--- START ---

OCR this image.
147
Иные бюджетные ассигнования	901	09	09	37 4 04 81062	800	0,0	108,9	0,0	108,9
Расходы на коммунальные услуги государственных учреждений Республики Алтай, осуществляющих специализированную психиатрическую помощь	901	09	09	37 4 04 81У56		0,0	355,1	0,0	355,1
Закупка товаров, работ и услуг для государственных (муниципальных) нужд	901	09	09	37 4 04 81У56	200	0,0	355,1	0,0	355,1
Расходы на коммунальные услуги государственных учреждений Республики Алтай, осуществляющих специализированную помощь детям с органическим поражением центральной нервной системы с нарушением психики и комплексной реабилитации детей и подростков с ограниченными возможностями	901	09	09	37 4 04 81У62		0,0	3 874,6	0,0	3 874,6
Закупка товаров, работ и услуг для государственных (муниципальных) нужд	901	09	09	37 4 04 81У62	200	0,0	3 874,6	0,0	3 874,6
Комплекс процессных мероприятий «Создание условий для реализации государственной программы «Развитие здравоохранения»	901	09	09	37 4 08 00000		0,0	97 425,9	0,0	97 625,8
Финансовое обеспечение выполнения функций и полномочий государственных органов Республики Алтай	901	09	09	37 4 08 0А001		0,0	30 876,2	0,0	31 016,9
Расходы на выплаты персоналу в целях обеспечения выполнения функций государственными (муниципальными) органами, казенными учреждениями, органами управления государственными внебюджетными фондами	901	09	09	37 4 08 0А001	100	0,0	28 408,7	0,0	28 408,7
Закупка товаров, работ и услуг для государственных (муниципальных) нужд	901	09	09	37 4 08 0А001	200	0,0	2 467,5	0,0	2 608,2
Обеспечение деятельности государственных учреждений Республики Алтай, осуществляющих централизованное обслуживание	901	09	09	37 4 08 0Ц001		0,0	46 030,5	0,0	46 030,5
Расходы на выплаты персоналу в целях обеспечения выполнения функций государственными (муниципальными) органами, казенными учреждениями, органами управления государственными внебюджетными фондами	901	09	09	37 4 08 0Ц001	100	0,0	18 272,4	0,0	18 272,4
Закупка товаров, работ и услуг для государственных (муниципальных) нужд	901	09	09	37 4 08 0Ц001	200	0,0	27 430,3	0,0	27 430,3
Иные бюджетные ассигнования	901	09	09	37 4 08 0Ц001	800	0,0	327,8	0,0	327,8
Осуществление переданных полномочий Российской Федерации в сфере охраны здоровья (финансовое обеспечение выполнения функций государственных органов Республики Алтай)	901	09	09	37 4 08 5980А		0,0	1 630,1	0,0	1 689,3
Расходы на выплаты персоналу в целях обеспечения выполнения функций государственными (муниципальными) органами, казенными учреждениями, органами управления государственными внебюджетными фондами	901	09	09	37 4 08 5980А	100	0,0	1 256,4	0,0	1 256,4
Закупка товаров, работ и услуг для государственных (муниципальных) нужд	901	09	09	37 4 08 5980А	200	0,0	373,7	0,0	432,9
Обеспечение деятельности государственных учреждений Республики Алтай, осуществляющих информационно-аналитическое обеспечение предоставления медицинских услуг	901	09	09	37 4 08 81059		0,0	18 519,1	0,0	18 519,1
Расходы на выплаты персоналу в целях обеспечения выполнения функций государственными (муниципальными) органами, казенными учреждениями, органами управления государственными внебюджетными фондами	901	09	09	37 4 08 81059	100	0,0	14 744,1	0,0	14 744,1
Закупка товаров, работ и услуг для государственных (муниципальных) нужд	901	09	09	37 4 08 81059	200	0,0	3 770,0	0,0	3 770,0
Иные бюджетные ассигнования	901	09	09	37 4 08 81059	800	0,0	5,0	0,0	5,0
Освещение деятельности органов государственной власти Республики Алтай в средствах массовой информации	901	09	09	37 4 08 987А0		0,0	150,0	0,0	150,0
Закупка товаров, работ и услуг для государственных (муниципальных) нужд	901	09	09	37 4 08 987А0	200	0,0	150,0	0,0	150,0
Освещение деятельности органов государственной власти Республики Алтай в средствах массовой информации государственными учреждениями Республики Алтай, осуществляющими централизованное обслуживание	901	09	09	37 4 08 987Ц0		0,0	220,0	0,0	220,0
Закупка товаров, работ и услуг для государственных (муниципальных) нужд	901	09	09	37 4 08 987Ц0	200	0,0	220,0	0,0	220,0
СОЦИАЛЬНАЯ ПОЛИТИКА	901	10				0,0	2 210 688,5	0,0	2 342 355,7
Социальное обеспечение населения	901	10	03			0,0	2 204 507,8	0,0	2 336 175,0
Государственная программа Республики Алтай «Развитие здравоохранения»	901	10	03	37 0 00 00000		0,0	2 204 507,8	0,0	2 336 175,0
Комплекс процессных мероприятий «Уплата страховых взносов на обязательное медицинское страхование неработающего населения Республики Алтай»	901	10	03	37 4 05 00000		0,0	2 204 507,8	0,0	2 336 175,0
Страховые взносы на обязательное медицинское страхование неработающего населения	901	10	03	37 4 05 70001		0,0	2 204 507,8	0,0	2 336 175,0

--- END ---

• WHAT TO WORK ON
Look through the listing above and count the lines where the string "средствах" appears. Report the number only.

• THE RESULT
2